* **EXTRACTED INFORMATION**:
╔══

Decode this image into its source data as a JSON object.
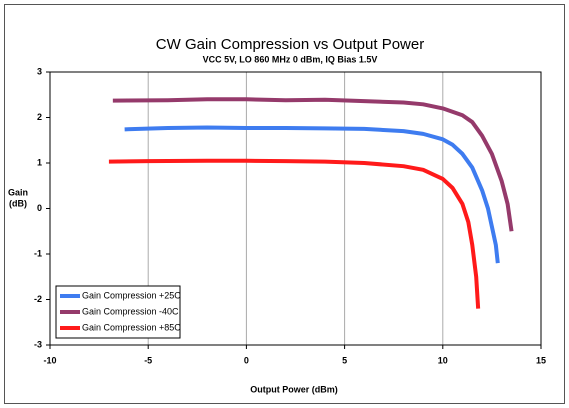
{
  "chart_data": {
    "type": "line",
    "title": "CW Gain Compression vs Output Power",
    "subtitle": "VCC 5V, LO 860 MHz 0 dBm, IQ Bias 1.5V",
    "xlabel": "Output Power (dBm)",
    "ylabel": [
      "Gain",
      "(dB)"
    ],
    "xlim": [
      -10,
      15
    ],
    "xticks": [
      -10,
      -5,
      0,
      5,
      10,
      15
    ],
    "ylim": [
      -3,
      3
    ],
    "yticks": [
      -3,
      -2,
      -1,
      0,
      1,
      2,
      3
    ],
    "grid": "x",
    "legend": "lower left",
    "series": [
      {
        "name": "Gain Compression +25C",
        "color": "#3e7cf0",
        "x": [
          -6.2,
          -4,
          -2,
          0,
          2,
          4,
          6,
          8,
          9,
          10,
          10.5,
          11,
          11.5,
          12,
          12.3,
          12.5,
          12.7,
          12.8
        ],
        "values": [
          1.74,
          1.77,
          1.78,
          1.77,
          1.77,
          1.76,
          1.75,
          1.7,
          1.64,
          1.52,
          1.4,
          1.2,
          0.9,
          0.4,
          0,
          -0.4,
          -0.8,
          -1.2
        ]
      },
      {
        "name": "Gain Compression -40C",
        "color": "#953a6b",
        "x": [
          -6.8,
          -4,
          -2,
          0,
          2,
          4,
          6,
          8,
          9,
          10,
          11,
          11.5,
          12,
          12.5,
          13,
          13.3,
          13.5
        ],
        "values": [
          2.37,
          2.38,
          2.4,
          2.4,
          2.38,
          2.39,
          2.36,
          2.33,
          2.29,
          2.2,
          2.05,
          1.9,
          1.6,
          1.2,
          0.6,
          0.1,
          -0.5
        ]
      },
      {
        "name": "Gain Compression +85C",
        "color": "#ff1a1a",
        "x": [
          -7,
          -5,
          -2,
          0,
          2,
          4,
          6,
          8,
          9,
          10,
          10.5,
          11,
          11.3,
          11.5,
          11.7,
          11.8
        ],
        "values": [
          1.03,
          1.04,
          1.05,
          1.05,
          1.04,
          1.03,
          1.0,
          0.93,
          0.85,
          0.65,
          0.45,
          0.1,
          -0.3,
          -0.8,
          -1.5,
          -2.2
        ]
      }
    ]
  }
}
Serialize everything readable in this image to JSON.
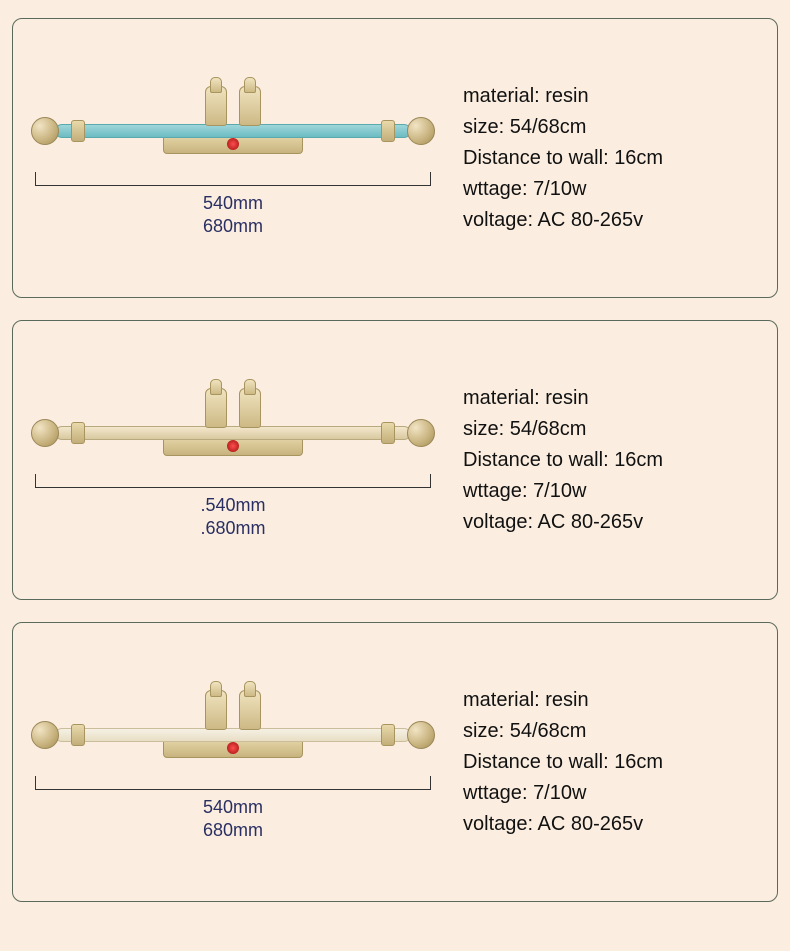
{
  "spec_labels": {
    "material": "material",
    "size": "size",
    "distance": "Distance to wall",
    "wattage": "wttage",
    "voltage": "voltage"
  },
  "products": [
    {
      "variant": "blue",
      "material": "resin",
      "size": "54/68cm",
      "distance_to_wall": "16cm",
      "wattage": "7/10w",
      "voltage": "AC 80-265v",
      "dim1": "540mm",
      "dim2": "680mm"
    },
    {
      "variant": "cream",
      "material": "resin",
      "size": "54/68cm",
      "distance_to_wall": "16cm",
      "wattage": "7/10w",
      "voltage": "AC 80-265v",
      "dim1": ".540mm",
      "dim2": ".680mm"
    },
    {
      "variant": "white",
      "material": "resin",
      "size": "54/68cm",
      "distance_to_wall": "16cm",
      "wattage": "7/10w",
      "voltage": "AC 80-265v",
      "dim1": "540mm",
      "dim2": "680mm"
    }
  ],
  "colors": {
    "page_bg": "#fbeee0",
    "card_border": "#5a6a5a",
    "text": "#111111",
    "dim_text": "#2a2f63",
    "blue_bar": "#6bbcc2",
    "cream_bar": "#d9c9a0",
    "white_bar": "#e8dec4",
    "gold": "#c7b27d",
    "jewel": "#ff4d4d"
  }
}
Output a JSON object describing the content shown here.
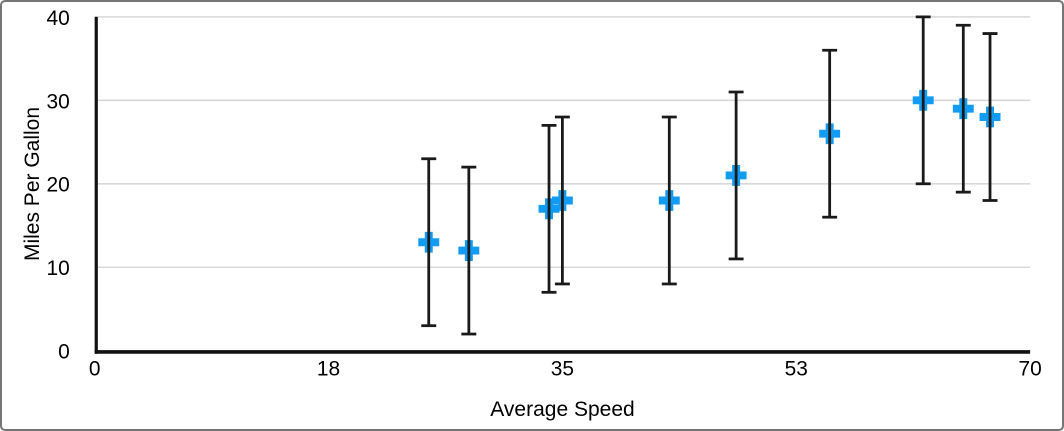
{
  "figure": {
    "kind": "error-bar-scatter-chart",
    "background_color": "#ffffff",
    "border_color": "#757575"
  },
  "chart_data": {
    "type": "scatter",
    "title": "",
    "xlabel": "Average Speed",
    "ylabel": "Miles Per Gallon",
    "xlim": [
      0,
      70
    ],
    "ylim": [
      0,
      40
    ],
    "x_tick_labels": [
      "0",
      "18",
      "35",
      "53",
      "70"
    ],
    "x_tick_values": [
      0,
      17.5,
      35,
      52.5,
      70
    ],
    "y_ticks": [
      0,
      10,
      20,
      30,
      40
    ],
    "grid": "horizontal-gridlines-on",
    "legend": "none",
    "marker": {
      "shape": "plus",
      "size": 21,
      "arm_thickness": 8,
      "color": "#129bf2"
    },
    "error_bars": {
      "type": "symmetric",
      "value": 10,
      "cap_width": 15,
      "color": "#1a1a1a"
    },
    "colors": {
      "axis": "#111111",
      "gridline": "#d8d8d8",
      "tick_text": "#000000"
    },
    "series": [
      {
        "name": "Miles Per Gallon",
        "points": [
          {
            "x": 25,
            "y": 13,
            "err": 10
          },
          {
            "x": 28,
            "y": 12,
            "err": 10
          },
          {
            "x": 34,
            "y": 17,
            "err": 10
          },
          {
            "x": 35,
            "y": 18,
            "err": 10
          },
          {
            "x": 43,
            "y": 18,
            "err": 10
          },
          {
            "x": 48,
            "y": 21,
            "err": 10
          },
          {
            "x": 55,
            "y": 26,
            "err": 10
          },
          {
            "x": 62,
            "y": 30,
            "err": 10
          },
          {
            "x": 65,
            "y": 29,
            "err": 10
          },
          {
            "x": 67,
            "y": 28,
            "err": 10
          }
        ]
      }
    ]
  }
}
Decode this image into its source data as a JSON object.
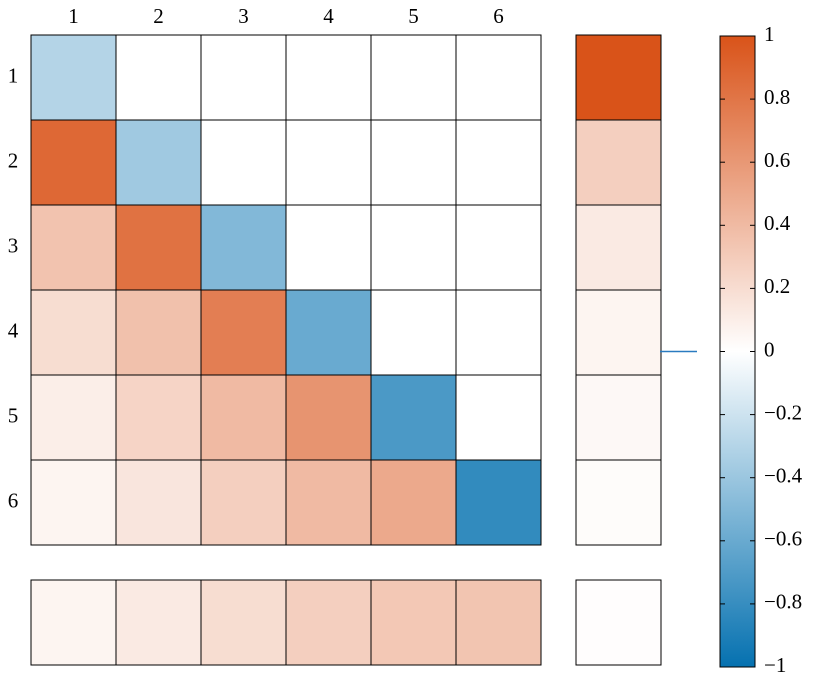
{
  "chart_data": {
    "type": "heatmap",
    "categories": [
      "1",
      "2",
      "3",
      "4",
      "5",
      "6"
    ],
    "rows": [
      "1",
      "2",
      "3",
      "4",
      "5",
      "6"
    ],
    "values": [
      [
        -0.3,
        null,
        null,
        null,
        null,
        null
      ],
      [
        0.88,
        -0.38,
        null,
        null,
        null,
        null
      ],
      [
        0.35,
        0.82,
        -0.5,
        null,
        null,
        null
      ],
      [
        0.2,
        0.36,
        0.75,
        -0.6,
        null,
        null
      ],
      [
        0.1,
        0.25,
        0.4,
        0.62,
        -0.72,
        null
      ],
      [
        0.06,
        0.15,
        0.28,
        0.4,
        0.5,
        -0.82
      ]
    ],
    "row_summary": [
      1.0,
      0.28,
      0.12,
      0.06,
      0.04,
      0.02
    ],
    "col_summary": [
      0.06,
      0.12,
      0.2,
      0.28,
      0.32,
      0.34
    ],
    "total": 0.01,
    "colormap": [
      "#0571b0",
      "#ffffff",
      "#d95319"
    ],
    "clim": [
      -1,
      1
    ],
    "cticks": [
      1,
      0.8,
      0.6,
      0.4,
      0.2,
      0,
      {
        "value": -0.2,
        "label": "−0.2"
      },
      {
        "value": -0.4,
        "label": "−0.4"
      },
      {
        "value": -0.6,
        "label": "−0.6"
      },
      {
        "value": -0.8,
        "label": "−0.8"
      },
      {
        "value": -1,
        "label": "−1"
      }
    ],
    "marker": 0,
    "marker_color": "#2a7bc0"
  }
}
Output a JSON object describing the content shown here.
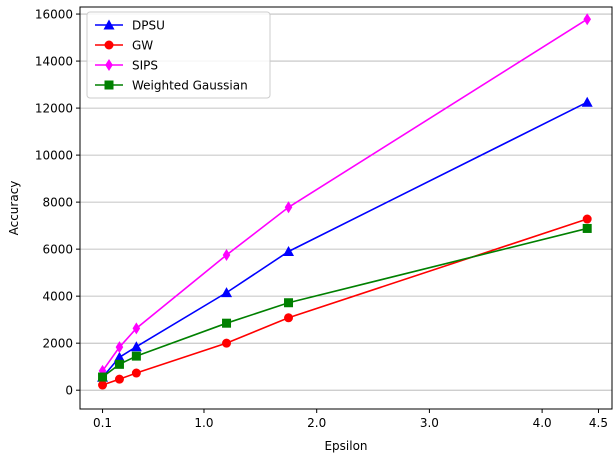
{
  "chart_data": {
    "type": "line",
    "title": "",
    "xlabel": "Epsilon",
    "ylabel": "Accuracy",
    "xlim": [
      -0.1,
      4.62
    ],
    "ylim": [
      -800,
      16300
    ],
    "grid": "horizontal",
    "legend_position": "top-left",
    "x_ticks": [
      {
        "value": 0.1,
        "label": "0.1"
      },
      {
        "value": 1.0,
        "label": "1.0"
      },
      {
        "value": 2.0,
        "label": "2.0"
      },
      {
        "value": 3.0,
        "label": "3.0"
      },
      {
        "value": 4.0,
        "label": "4.0"
      },
      {
        "value": 4.5,
        "label": "4.5"
      }
    ],
    "y_ticks": [
      {
        "value": 0,
        "label": "0"
      },
      {
        "value": 2000,
        "label": "2000"
      },
      {
        "value": 4000,
        "label": "4000"
      },
      {
        "value": 6000,
        "label": "6000"
      },
      {
        "value": 8000,
        "label": "8000"
      },
      {
        "value": 10000,
        "label": "10000"
      },
      {
        "value": 12000,
        "label": "12000"
      },
      {
        "value": 14000,
        "label": "14000"
      },
      {
        "value": 16000,
        "label": "16000"
      }
    ],
    "x": [
      0.1,
      0.25,
      0.4,
      1.2,
      1.75,
      4.4
    ],
    "series": [
      {
        "name": "DPSU",
        "color": "#0000ff",
        "marker": "triangle",
        "values": [
          550,
          1400,
          1850,
          4150,
          5900,
          12250
        ]
      },
      {
        "name": "GW",
        "color": "#ff0000",
        "marker": "circle",
        "values": [
          220,
          470,
          730,
          2000,
          3080,
          7280
        ]
      },
      {
        "name": "SIPS",
        "color": "#ff00ff",
        "marker": "diamond",
        "values": [
          820,
          1830,
          2630,
          5750,
          7780,
          15780
        ]
      },
      {
        "name": "Weighted Gaussian",
        "color": "#008000",
        "marker": "square",
        "values": [
          560,
          1100,
          1450,
          2850,
          3720,
          6880
        ]
      }
    ]
  }
}
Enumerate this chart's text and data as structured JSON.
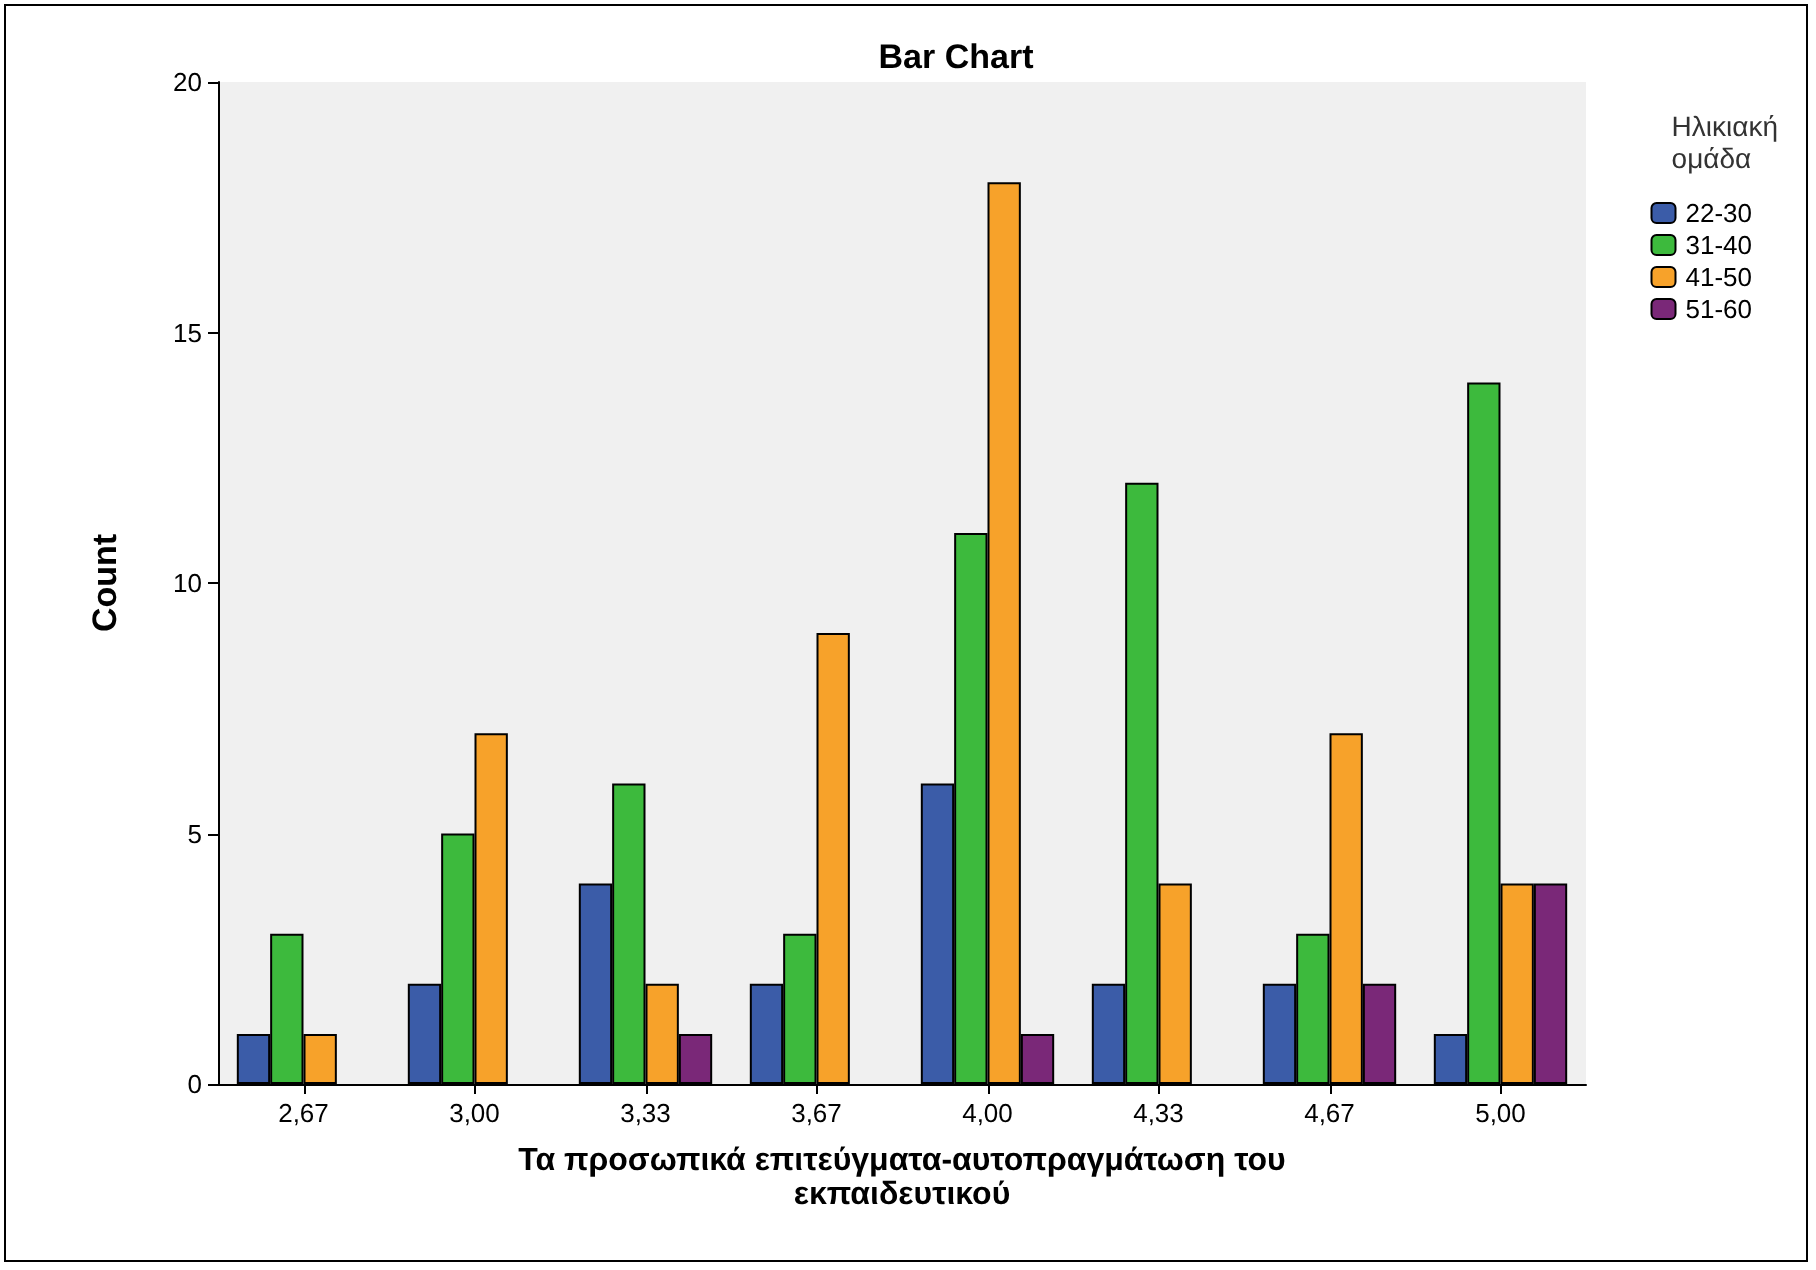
{
  "chart_data": {
    "type": "bar",
    "title": "Bar Chart",
    "xlabel": "Τα προσωπικά επιτεύγματα-αυτοπραγμάτωση του\nεκπαιδευτικού",
    "ylabel": "Count",
    "legend_title": "Ηλικιακή\nομάδα",
    "categories": [
      "2,67",
      "3,00",
      "3,33",
      "3,67",
      "4,00",
      "4,33",
      "4,67",
      "5,00"
    ],
    "series": [
      {
        "name": "22-30",
        "color": "#3b5ca8",
        "values": [
          1,
          2,
          4,
          2,
          6,
          2,
          2,
          1
        ]
      },
      {
        "name": "31-40",
        "color": "#3dba3d",
        "values": [
          3,
          5,
          6,
          3,
          11,
          12,
          3,
          14
        ]
      },
      {
        "name": "41-50",
        "color": "#f7a22a",
        "values": [
          1,
          7,
          2,
          9,
          18,
          4,
          7,
          4
        ]
      },
      {
        "name": "51-60",
        "color": "#7a2878",
        "values": [
          null,
          null,
          1,
          null,
          1,
          null,
          2,
          4
        ]
      }
    ],
    "ylim": [
      0,
      20
    ],
    "yticks": [
      0,
      5,
      10,
      15,
      20
    ],
    "grid": false,
    "legend": "top right"
  }
}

╚══

* **WHAT THIS TASK INVOLVES**: Extract only the lines from the one that contains "Enumerate this chart's" through the end of the records, inclusive, and omit every picture.

* **TASK OUTPUT**:
Enumerate this chart's text and data as structured JSON.
{
  "chart_data": {
    "type": "bar",
    "title": "Bar Chart",
    "xlabel": "Τα προσωπικά επιτεύγματα-αυτοπραγμάτωση του\nεκπαιδευτικού",
    "ylabel": "Count",
    "legend_title": "Ηλικιακή\nομάδα",
    "categories": [
      "2,67",
      "3,00",
      "3,33",
      "3,67",
      "4,00",
      "4,33",
      "4,67",
      "5,00"
    ],
    "series": [
      {
        "name": "22-30",
        "color": "#3b5ca8",
        "values": [
          1,
          2,
          4,
          2,
          6,
          2,
          2,
          1
        ]
      },
      {
        "name": "31-40",
        "color": "#3dba3d",
        "values": [
          3,
          5,
          6,
          3,
          11,
          12,
          3,
          14
        ]
      },
      {
        "name": "41-50",
        "color": "#f7a22a",
        "values": [
          1,
          7,
          2,
          9,
          18,
          4,
          7,
          4
        ]
      },
      {
        "name": "51-60",
        "color": "#7a2878",
        "values": [
          null,
          null,
          1,
          null,
          1,
          null,
          2,
          4
        ]
      }
    ],
    "ylim": [
      0,
      20
    ],
    "yticks": [
      0,
      5,
      10,
      15,
      20
    ],
    "grid": false,
    "legend": "top right"
  }
}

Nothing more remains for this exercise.